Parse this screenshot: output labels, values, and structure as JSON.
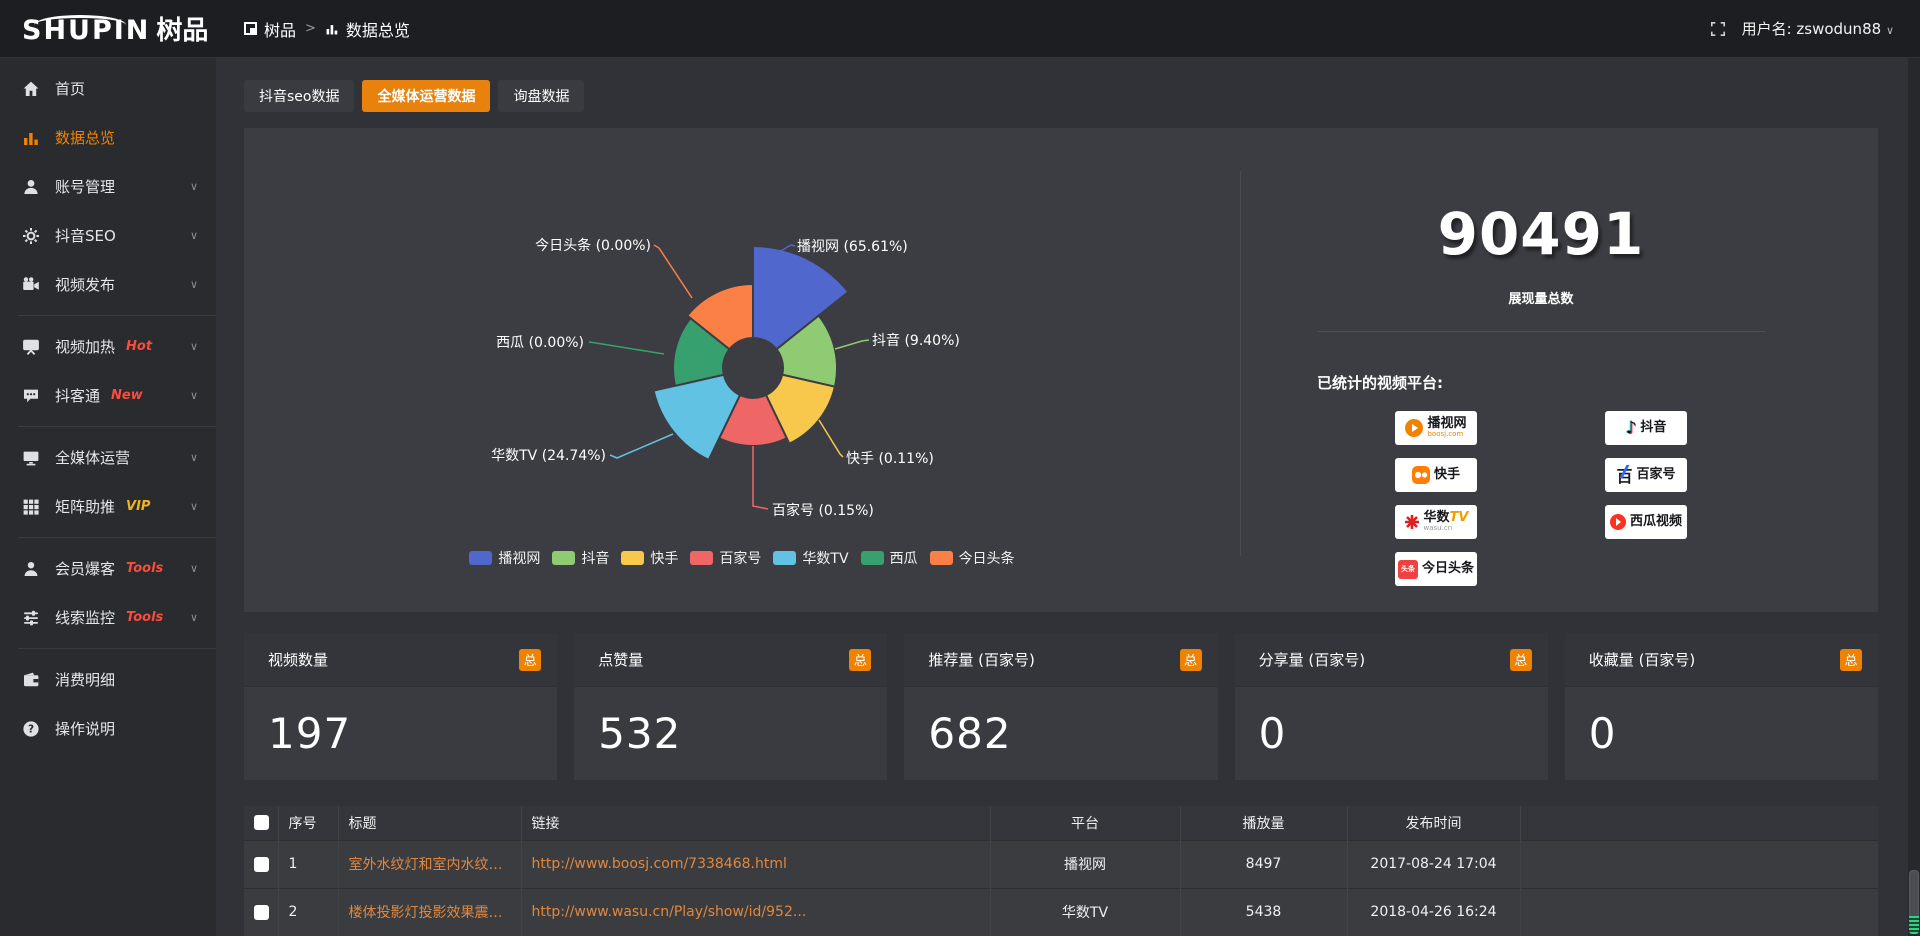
{
  "topbar": {
    "logo_en": "SHUPIN",
    "logo_cn": "树品",
    "breadcrumb": {
      "root": "树品",
      "separator": ">",
      "current": "数据总览"
    },
    "username": "用户名: zswodun88"
  },
  "sidebar": {
    "items": [
      {
        "label": "首页",
        "icon": "home",
        "active": false,
        "chevron": false,
        "badge": "",
        "badge_color": "",
        "divider_after": false
      },
      {
        "label": "数据总览",
        "icon": "chart",
        "active": true,
        "chevron": false,
        "badge": "",
        "badge_color": "",
        "divider_after": false
      },
      {
        "label": "账号管理",
        "icon": "user",
        "active": false,
        "chevron": true,
        "badge": "",
        "badge_color": "",
        "divider_after": false
      },
      {
        "label": "抖音SEO",
        "icon": "gear",
        "active": false,
        "chevron": true,
        "badge": "",
        "badge_color": "",
        "divider_after": false
      },
      {
        "label": "视频发布",
        "icon": "camera",
        "active": false,
        "chevron": true,
        "badge": "",
        "badge_color": "",
        "divider_after": true
      },
      {
        "label": "视频加热",
        "icon": "screen",
        "active": false,
        "chevron": true,
        "badge": "Hot",
        "badge_color": "#fa4b3c",
        "divider_after": false
      },
      {
        "label": "抖客通",
        "icon": "chat",
        "active": false,
        "chevron": true,
        "badge": "New",
        "badge_color": "#fa4b3c",
        "divider_after": true
      },
      {
        "label": "全媒体运营",
        "icon": "monitor",
        "active": false,
        "chevron": true,
        "badge": "",
        "badge_color": "",
        "divider_after": false
      },
      {
        "label": "矩阵助推",
        "icon": "grid",
        "active": false,
        "chevron": true,
        "badge": "VIP",
        "badge_color": "#f0b41e",
        "divider_after": true
      },
      {
        "label": "会员爆客",
        "icon": "person",
        "active": false,
        "chevron": true,
        "badge": "Tools",
        "badge_color": "#fa4b3c",
        "divider_after": false
      },
      {
        "label": "线索监控",
        "icon": "sliders",
        "active": false,
        "chevron": true,
        "badge": "Tools",
        "badge_color": "#fa4b3c",
        "divider_after": true
      },
      {
        "label": "消费明细",
        "icon": "wallet",
        "active": false,
        "chevron": false,
        "badge": "",
        "badge_color": "",
        "divider_after": false
      },
      {
        "label": "操作说明",
        "icon": "help",
        "active": false,
        "chevron": false,
        "badge": "",
        "badge_color": "",
        "divider_after": false
      }
    ]
  },
  "tabs": [
    {
      "label": "抖音seo数据",
      "active": false
    },
    {
      "label": "全媒体运营数据",
      "active": true
    },
    {
      "label": "询盘数据",
      "active": false
    }
  ],
  "chart_data": {
    "type": "pie",
    "subtype": "nightingale-rose",
    "title": "",
    "categories": [
      "播视网",
      "抖音",
      "快手",
      "百家号",
      "华数TV",
      "西瓜",
      "今日头条"
    ],
    "values_percent": [
      65.61,
      9.4,
      0.11,
      0.15,
      24.74,
      0.0,
      0.0
    ],
    "colors": [
      "#5067cd",
      "#8fcb72",
      "#f7c84b",
      "#ee6666",
      "#62c2e3",
      "#37a06f",
      "#fb8045"
    ],
    "legend": [
      "播视网",
      "抖音",
      "快手",
      "百家号",
      "华数TV",
      "西瓜",
      "今日头条"
    ],
    "legend_position": "bottom",
    "label_format": "name (percent%)"
  },
  "summary": {
    "total": "90491",
    "total_label": "展现量总数",
    "platforms_label": "已统计的视频平台:",
    "platforms": [
      {
        "name": "播视网",
        "sub": "boosj.com",
        "icon": "boosj"
      },
      {
        "name": "抖音",
        "sub": "",
        "icon": "douyin"
      },
      {
        "name": "快手",
        "sub": "",
        "icon": "kuaishou"
      },
      {
        "name": "百家号",
        "sub": "",
        "icon": "baijiahao"
      },
      {
        "name": "华数",
        "sub": "wasu.cn",
        "icon": "wasu",
        "name_suffix": "TV"
      },
      {
        "name": "西瓜视频",
        "sub": "",
        "icon": "xigua"
      },
      {
        "name": "今日头条",
        "sub": "",
        "icon": "toutiao"
      }
    ]
  },
  "stat_cards": [
    {
      "title": "视频数量",
      "badge": "总",
      "value": "197"
    },
    {
      "title": "点赞量",
      "badge": "总",
      "value": "532"
    },
    {
      "title": "推荐量 (百家号)",
      "badge": "总",
      "value": "682"
    },
    {
      "title": "分享量 (百家号)",
      "badge": "总",
      "value": "0"
    },
    {
      "title": "收藏量 (百家号)",
      "badge": "总",
      "value": "0"
    }
  ],
  "table": {
    "headers": [
      "序号",
      "标题",
      "链接",
      "平台",
      "播放量",
      "发布时间"
    ],
    "rows": [
      {
        "no": "1",
        "title": "室外水纹灯和室内水纹灯的区别和简介",
        "link": "http://www.boosj.com/7338468.html",
        "platform": "播视网",
        "views": "8497",
        "time": "2017-08-24 17:04"
      },
      {
        "no": "2",
        "title": "楼体投影灯投影效果震撼上市",
        "link": "http://www.wasu.cn/Play/show/id/952...",
        "platform": "华数TV",
        "views": "5438",
        "time": "2018-04-26 16:24"
      }
    ]
  },
  "accent": "#ef8201"
}
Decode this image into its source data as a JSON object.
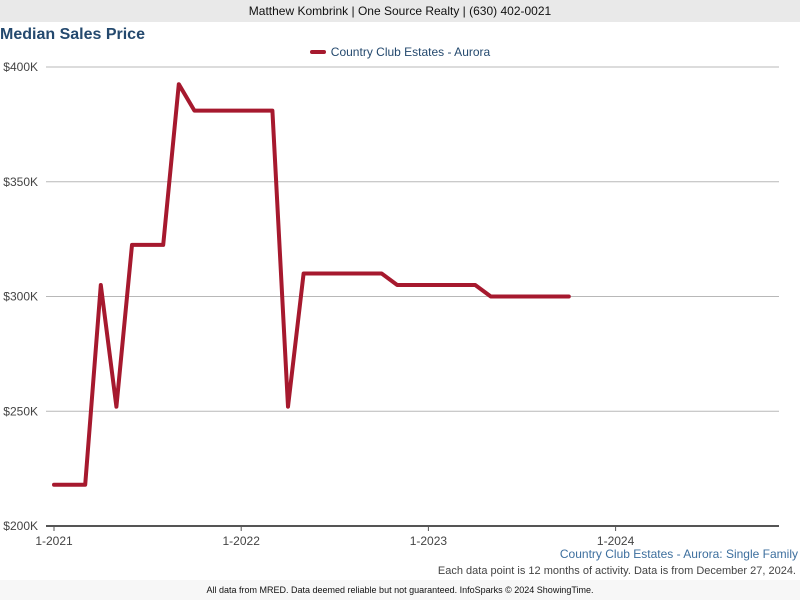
{
  "header": {
    "agent_line": "Matthew Kombrink | One Source Realty | (630) 402-0021"
  },
  "chart_data": {
    "type": "line",
    "title": "Median Sales Price",
    "subtitle": "Country Club Estates - Aurora: Single Family",
    "note": "Each data point is 12 months of activity. Data is from December 27, 2024.",
    "footer": "All data from MRED. Data deemed reliable but not guaranteed. InfoSparks © 2024 ShowingTime.",
    "xlabel": "",
    "ylabel": "",
    "ylim": [
      200000,
      400000
    ],
    "y_ticks": [
      200000,
      250000,
      300000,
      350000,
      400000
    ],
    "y_tick_labels": [
      "$200K",
      "$250K",
      "$300K",
      "$350K",
      "$400K"
    ],
    "x_tick_labels": [
      "1-2021",
      "1-2022",
      "1-2023",
      "1-2024"
    ],
    "grid": true,
    "legend_position": "top-center",
    "series_color": "#a6192e",
    "series": [
      {
        "name": "Country Club Estates - Aurora",
        "x": [
          "2021-01",
          "2021-02",
          "2021-03",
          "2021-04",
          "2021-05",
          "2021-06",
          "2021-07",
          "2021-08",
          "2021-09",
          "2021-10",
          "2021-11",
          "2021-12",
          "2022-01",
          "2022-02",
          "2022-03",
          "2022-04",
          "2022-05",
          "2022-06",
          "2022-07",
          "2022-08",
          "2022-09",
          "2022-10",
          "2022-11",
          "2022-12",
          "2023-01",
          "2023-02",
          "2023-03",
          "2023-04",
          "2023-05",
          "2023-06",
          "2023-07",
          "2023-08",
          "2023-09",
          "2023-10"
        ],
        "values": [
          218000,
          218000,
          218000,
          305000,
          252000,
          322500,
          322500,
          322500,
          392500,
          381000,
          381000,
          381000,
          381000,
          381000,
          381000,
          252000,
          310000,
          310000,
          310000,
          310000,
          310000,
          310000,
          305000,
          305000,
          305000,
          305000,
          305000,
          305000,
          300000,
          300000,
          300000,
          300000,
          300000,
          300000
        ]
      }
    ]
  }
}
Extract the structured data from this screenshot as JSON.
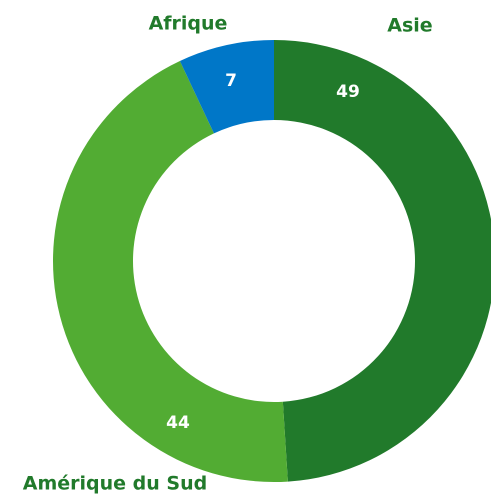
{
  "chart_data": {
    "type": "donut",
    "categories": [
      "Asie",
      "Amérique du Sud",
      "Afrique"
    ],
    "values": [
      49,
      44,
      7
    ],
    "colors": [
      "#217a2b",
      "#52ac33",
      "#0077c8"
    ]
  }
}
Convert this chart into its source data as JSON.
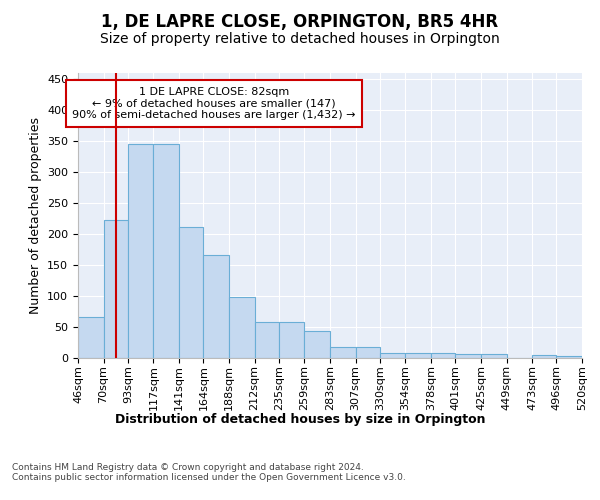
{
  "title": "1, DE LAPRE CLOSE, ORPINGTON, BR5 4HR",
  "subtitle": "Size of property relative to detached houses in Orpington",
  "xlabel": "Distribution of detached houses by size in Orpington",
  "ylabel": "Number of detached properties",
  "bin_labels": [
    "46sqm",
    "70sqm",
    "93sqm",
    "117sqm",
    "141sqm",
    "164sqm",
    "188sqm",
    "212sqm",
    "235sqm",
    "259sqm",
    "283sqm",
    "307sqm",
    "330sqm",
    "354sqm",
    "378sqm",
    "401sqm",
    "425sqm",
    "449sqm",
    "473sqm",
    "496sqm",
    "520sqm"
  ],
  "bar_values": [
    65,
    222,
    345,
    345,
    210,
    165,
    98,
    57,
    57,
    43,
    17,
    17,
    8,
    8,
    7,
    5,
    5,
    0,
    4,
    3
  ],
  "bar_fill_color": "#c5d9f0",
  "bar_edge_color": "#6aaed6",
  "property_size": 82,
  "vline_color": "#cc0000",
  "annotation_line1": "1 DE LAPRE CLOSE: 82sqm",
  "annotation_line2": "← 9% of detached houses are smaller (147)",
  "annotation_line3": "90% of semi-detached houses are larger (1,432) →",
  "annotation_box_bg": "#ffffff",
  "annotation_box_edge": "#cc0000",
  "ylim": [
    0,
    460
  ],
  "yticks": [
    0,
    50,
    100,
    150,
    200,
    250,
    300,
    350,
    400,
    450
  ],
  "plot_bg_color": "#e8eef8",
  "grid_color": "#ffffff",
  "title_fontsize": 12,
  "subtitle_fontsize": 10,
  "axis_label_fontsize": 9,
  "tick_fontsize": 8,
  "annotation_fontsize": 8,
  "footer_fontsize": 6.5,
  "footer_text": "Contains HM Land Registry data © Crown copyright and database right 2024.\nContains public sector information licensed under the Open Government Licence v3.0."
}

----

→ The problem: Make an exact copy of only those lines that run from the line with "Extract the structured" through the end of the records, excluding pictures.

→ Answer to the problem:
Extract the structured data from this screenshot as JSON.
{
  "chart_data": {
    "type": "donut",
    "categories": [
      "Asie",
      "Amérique du Sud",
      "Afrique"
    ],
    "values": [
      49,
      44,
      7
    ],
    "colors": [
      "#217a2b",
      "#52ac33",
      "#0077c8"
    ]
  }
}
Convert this chart into its source data as JSON.
{
  "title": "1, DE LAPRE CLOSE, ORPINGTON, BR5 4HR",
  "subtitle": "Size of property relative to detached houses in Orpington",
  "xlabel": "Distribution of detached houses by size in Orpington",
  "ylabel": "Number of detached properties",
  "bin_labels": [
    "46sqm",
    "70sqm",
    "93sqm",
    "117sqm",
    "141sqm",
    "164sqm",
    "188sqm",
    "212sqm",
    "235sqm",
    "259sqm",
    "283sqm",
    "307sqm",
    "330sqm",
    "354sqm",
    "378sqm",
    "401sqm",
    "425sqm",
    "449sqm",
    "473sqm",
    "496sqm",
    "520sqm"
  ],
  "bar_values": [
    65,
    222,
    345,
    345,
    210,
    165,
    98,
    57,
    57,
    43,
    17,
    17,
    8,
    8,
    7,
    5,
    5,
    0,
    4,
    3
  ],
  "bar_fill_color": "#c5d9f0",
  "bar_edge_color": "#6aaed6",
  "property_size": 82,
  "vline_color": "#cc0000",
  "annotation_line1": "1 DE LAPRE CLOSE: 82sqm",
  "annotation_line2": "← 9% of detached houses are smaller (147)",
  "annotation_line3": "90% of semi-detached houses are larger (1,432) →",
  "annotation_box_bg": "#ffffff",
  "annotation_box_edge": "#cc0000",
  "ylim": [
    0,
    460
  ],
  "yticks": [
    0,
    50,
    100,
    150,
    200,
    250,
    300,
    350,
    400,
    450
  ],
  "plot_bg_color": "#e8eef8",
  "grid_color": "#ffffff",
  "title_fontsize": 12,
  "subtitle_fontsize": 10,
  "axis_label_fontsize": 9,
  "tick_fontsize": 8,
  "annotation_fontsize": 8,
  "footer_fontsize": 6.5,
  "footer_text": "Contains HM Land Registry data © Crown copyright and database right 2024.\nContains public sector information licensed under the Open Government Licence v3.0."
}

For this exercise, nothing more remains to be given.